**Instructions to follow:** Leave out the pictures and copy the remaining records exactly.

○ ○ ○ ○ ○ ○ ○

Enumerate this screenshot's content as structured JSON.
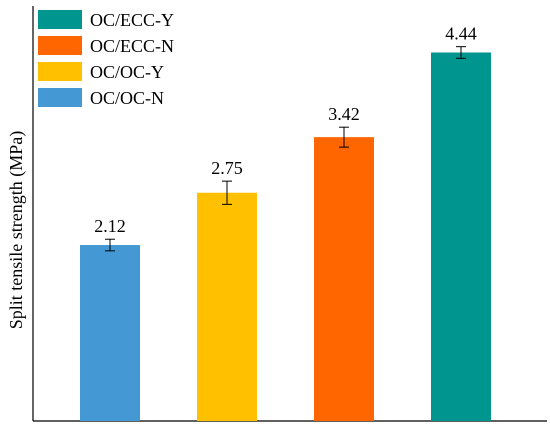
{
  "chart_data": {
    "type": "bar",
    "categories": [
      "OC/OC-N",
      "OC/OC-Y",
      "OC/ECC-N",
      "OC/ECC-Y"
    ],
    "values": [
      2.12,
      2.75,
      3.42,
      4.44
    ],
    "error": [
      0.07,
      0.14,
      0.12,
      0.07
    ],
    "value_labels": [
      "2.12",
      "2.75",
      "3.42",
      "4.44"
    ],
    "colors": [
      "#4499D4",
      "#FFC000",
      "#FF6600",
      "#00968F"
    ],
    "title": "",
    "xlabel": "",
    "ylabel": "Split tensile strength (MPa)",
    "ylim": [
      0,
      5.0
    ],
    "grid": false,
    "legend": {
      "placement": "top-left",
      "entries": [
        {
          "label": "OC/ECC-Y",
          "color": "#00968F"
        },
        {
          "label": "OC/ECC-N",
          "color": "#FF6600"
        },
        {
          "label": "OC/OC-Y",
          "color": "#FFC000"
        },
        {
          "label": "OC/OC-N",
          "color": "#4499D4"
        }
      ]
    }
  }
}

○ ○ ○ ○ ○ ○ ○

**Solution for this exercise:**
Enumerate this screenshot's content as structured JSON.
{
  "chart_data": {
    "type": "bar",
    "categories": [
      "OC/OC-N",
      "OC/OC-Y",
      "OC/ECC-N",
      "OC/ECC-Y"
    ],
    "values": [
      2.12,
      2.75,
      3.42,
      4.44
    ],
    "error": [
      0.07,
      0.14,
      0.12,
      0.07
    ],
    "value_labels": [
      "2.12",
      "2.75",
      "3.42",
      "4.44"
    ],
    "colors": [
      "#4499D4",
      "#FFC000",
      "#FF6600",
      "#00968F"
    ],
    "title": "",
    "xlabel": "",
    "ylabel": "Split tensile strength (MPa)",
    "ylim": [
      0,
      5.0
    ],
    "grid": false,
    "legend": {
      "placement": "top-left",
      "entries": [
        {
          "label": "OC/ECC-Y",
          "color": "#00968F"
        },
        {
          "label": "OC/ECC-N",
          "color": "#FF6600"
        },
        {
          "label": "OC/OC-Y",
          "color": "#FFC000"
        },
        {
          "label": "OC/OC-N",
          "color": "#4499D4"
        }
      ]
    }
  }
}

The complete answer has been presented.